## START Material for this exercise

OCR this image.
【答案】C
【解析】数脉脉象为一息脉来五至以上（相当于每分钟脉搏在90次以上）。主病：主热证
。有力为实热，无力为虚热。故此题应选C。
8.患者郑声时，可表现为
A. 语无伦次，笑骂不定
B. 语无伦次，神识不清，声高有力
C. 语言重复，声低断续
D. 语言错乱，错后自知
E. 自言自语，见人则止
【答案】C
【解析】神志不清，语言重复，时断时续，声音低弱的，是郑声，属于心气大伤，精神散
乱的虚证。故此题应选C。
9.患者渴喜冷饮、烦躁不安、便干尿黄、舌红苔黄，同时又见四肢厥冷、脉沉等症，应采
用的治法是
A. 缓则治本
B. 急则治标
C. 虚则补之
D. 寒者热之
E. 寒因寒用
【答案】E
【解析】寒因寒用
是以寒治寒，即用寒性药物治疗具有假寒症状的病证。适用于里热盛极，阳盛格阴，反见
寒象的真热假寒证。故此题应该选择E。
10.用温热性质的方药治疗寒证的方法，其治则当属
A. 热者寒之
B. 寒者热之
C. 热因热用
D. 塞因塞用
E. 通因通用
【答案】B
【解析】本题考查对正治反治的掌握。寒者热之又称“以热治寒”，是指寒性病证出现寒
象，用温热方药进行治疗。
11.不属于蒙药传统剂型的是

## END Material for this exercise

▸ What this task involves
Whenever "语言重复" turns up in a line, pick that line out.

▸ Reply
C. 语言重复，声低断续
【解析】神志不清，语言重复，时断时续，声音低弱的，是郑声，属于心气大伤，精神散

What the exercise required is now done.